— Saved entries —
--- --- ---

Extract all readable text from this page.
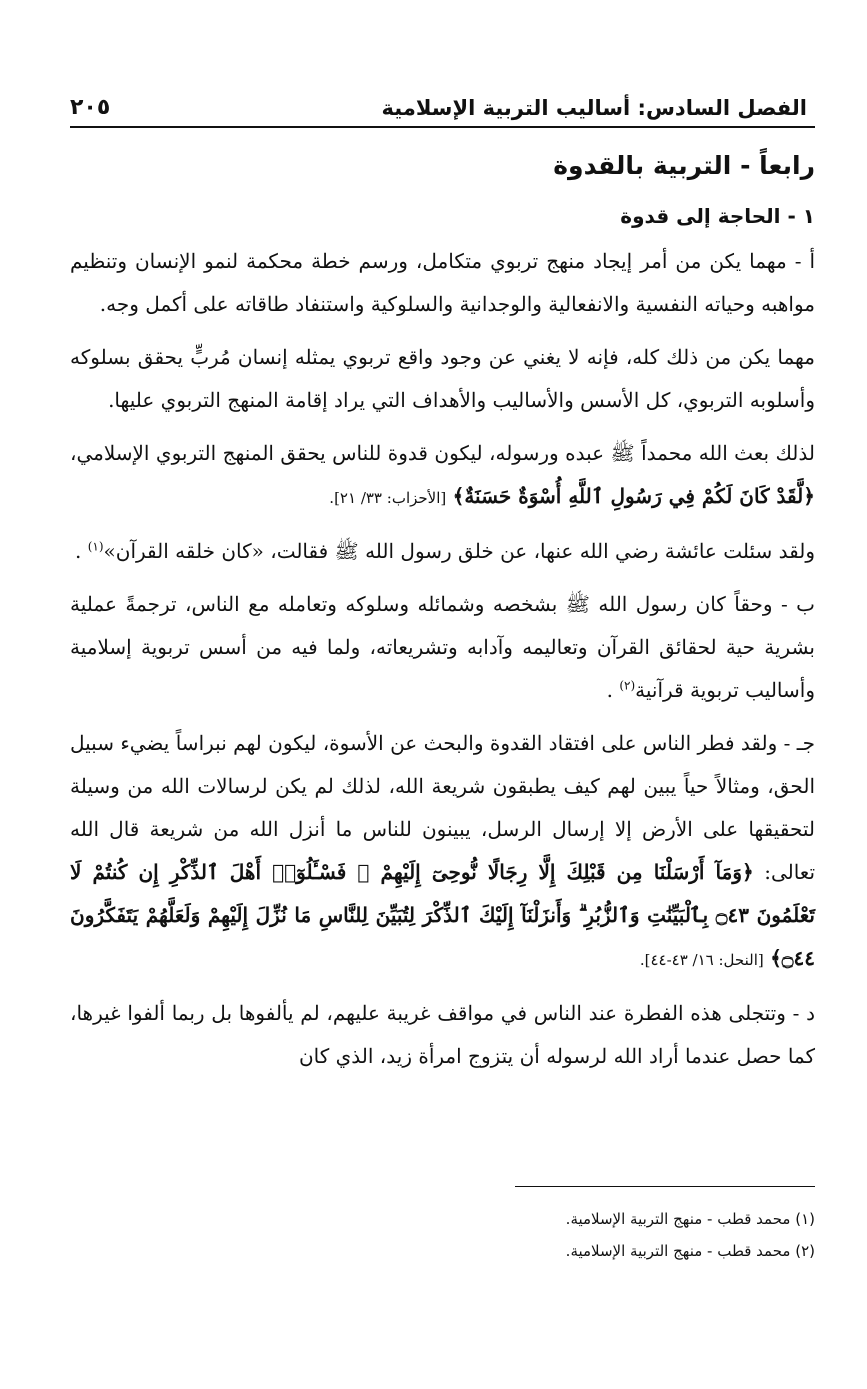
الفصل السادس: أساليب التربية الإسلامية
٢٠٥
رابعاً - التربية بالقدوة
١ - الحاجة إلى قدوة

أ - مهما يكن من أمر إيجاد منهج تربوي متكامل، ورسم خطة محكمة لنمو الإنسان وتنظيم مواهبه وحياته النفسية والانفعالية والوجدانية والسلوكية واستنفاد طاقاته على أكمل وجه.

مهما يكن من ذلك كله، فإنه لا يغني عن وجود واقع تربوي يمثله إنسان مُربٍّ يحقق بسلوكه وأسلوبه التربوي، كل الأسس والأساليب والأهداف التي يراد إقامة المنهج التربوي عليها.

لذلك بعث الله محمداً ﷺ عبده ورسوله، ليكون قدوة للناس يحقق المنهج التربوي الإسلامي، ﴿لَّقَدْ كَانَ لَكُمْ فِي رَسُولِ ٱللَّهِ أُسْوَةٌ حَسَنَةٌ﴾ [الأحزاب: ٣٣/ ٢١].

ولقد سئلت عائشة رضي الله عنها، عن خلق رسول الله ﷺ فقالت، «كان خلقه القرآن»$^{(١)}$ .

ب - وحقاً كان رسول الله ﷺ بشخصه وشمائله وسلوكه وتعامله مع الناس، ترجمةً عملية بشرية حية لحقائق القرآن وتعاليمه وآدابه وتشريعاته، ولما فيه من أسس تربوية إسلامية وأساليب تربوية قرآنية$^{(٢)}$ .

جـ - ولقد فطر الناس على افتقاد القدوة والبحث عن الأسوة، ليكون لهم نبراساً يضيء سبيل الحق، ومثالاً حياً يبين لهم كيف يطبقون شريعة الله، لذلك لم يكن لرسالات الله من وسيلة لتحقيقها على الأرض إلا إرسال الرسل، يبينون للناس ما أنزل الله من شريعة قال الله تعالى: ﴿وَمَآ أَرْسَلْنَا مِن قَبْلِكَ إِلَّا رِجَالًا نُّوحِىٓ إِلَيْهِمْ ۚ فَسْـَٔلُوٓا۟ أَهْلَ ٱلذِّكْرِ إِن كُنتُمْ لَا تَعْلَمُونَ ۝٤٣ بِٱلْبَيِّنَٰتِ وَٱلزُّبُرِ ۗ وَأَنزَلْنَآ إِلَيْكَ ٱلذِّكْرَ لِتُبَيِّنَ لِلنَّاسِ مَا نُزِّلَ إِلَيْهِمْ وَلَعَلَّهُمْ يَتَفَكَّرُونَ ۝٤٤﴾ [النحل: ١٦/ ٤٣-٤٤].

د - وتتجلى هذه الفطرة عند الناس في مواقف غريبة عليهم، لم يألفوها بل ربما ألفوا غيرها، كما حصل عندما أراد الله لرسوله أن يتزوج امرأة زيد، الذي كان

(١) محمد قطب - منهج التربية الإسلامية.
(٢) محمد قطب - منهج التربية الإسلامية.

--- --- ---

— AIM —
Omit the pictures and output all of the other material exactly.

— SOLVED EXERCISE —
Extract all readable text from this page.
الفصل السادس: أساليب التربية الإسلامية
٢٠٥
رابعاً - التربية بالقدوة
١ - الحاجة إلى قدوة

أ - مهما يكن من أمر إيجاد منهج تربوي متكامل، ورسم خطة محكمة لنمو الإنسان وتنظيم مواهبه وحياته النفسية والانفعالية والوجدانية والسلوكية واستنفاد طاقاته على أكمل وجه.

مهما يكن من ذلك كله، فإنه لا يغني عن وجود واقع تربوي يمثله إنسان مُربٍّ يحقق بسلوكه وأسلوبه التربوي، كل الأسس والأساليب والأهداف التي يراد إقامة المنهج التربوي عليها.

لذلك بعث الله محمداً ﷺ عبده ورسوله، ليكون قدوة للناس يحقق المنهج التربوي الإسلامي، ﴿لَّقَدْ كَانَ لَكُمْ فِي رَسُولِ ٱللَّهِ أُسْوَةٌ حَسَنَةٌ﴾ [الأحزاب: ٣٣/ ٢١].

ولقد سئلت عائشة رضي الله عنها، عن خلق رسول الله ﷺ فقالت، «كان خلقه القرآن»$^{(١)}$ .

ب - وحقاً كان رسول الله ﷺ بشخصه وشمائله وسلوكه وتعامله مع الناس، ترجمةً عملية بشرية حية لحقائق القرآن وتعاليمه وآدابه وتشريعاته، ولما فيه من أسس تربوية إسلامية وأساليب تربوية قرآنية$^{(٢)}$ .

جـ - ولقد فطر الناس على افتقاد القدوة والبحث عن الأسوة، ليكون لهم نبراساً يضيء سبيل الحق، ومثالاً حياً يبين لهم كيف يطبقون شريعة الله، لذلك لم يكن لرسالات الله من وسيلة لتحقيقها على الأرض إلا إرسال الرسل، يبينون للناس ما أنزل الله من شريعة قال الله تعالى: ﴿وَمَآ أَرْسَلْنَا مِن قَبْلِكَ إِلَّا رِجَالًا نُّوحِىٓ إِلَيْهِمْ ۚ فَسْـَٔلُوٓا۟ أَهْلَ ٱلذِّكْرِ إِن كُنتُمْ لَا تَعْلَمُونَ ۝٤٣ بِٱلْبَيِّنَٰتِ وَٱلزُّبُرِ ۗ وَأَنزَلْنَآ إِلَيْكَ ٱلذِّكْرَ لِتُبَيِّنَ لِلنَّاسِ مَا نُزِّلَ إِلَيْهِمْ وَلَعَلَّهُمْ يَتَفَكَّرُونَ ۝٤٤﴾ [النحل: ١٦/ ٤٣-٤٤].

د - وتتجلى هذه الفطرة عند الناس في مواقف غريبة عليهم، لم يألفوها بل ربما ألفوا غيرها، كما حصل عندما أراد الله لرسوله أن يتزوج امرأة زيد، الذي كان

(١) محمد قطب - منهج التربية الإسلامية.
(٢) محمد قطب - منهج التربية الإسلامية.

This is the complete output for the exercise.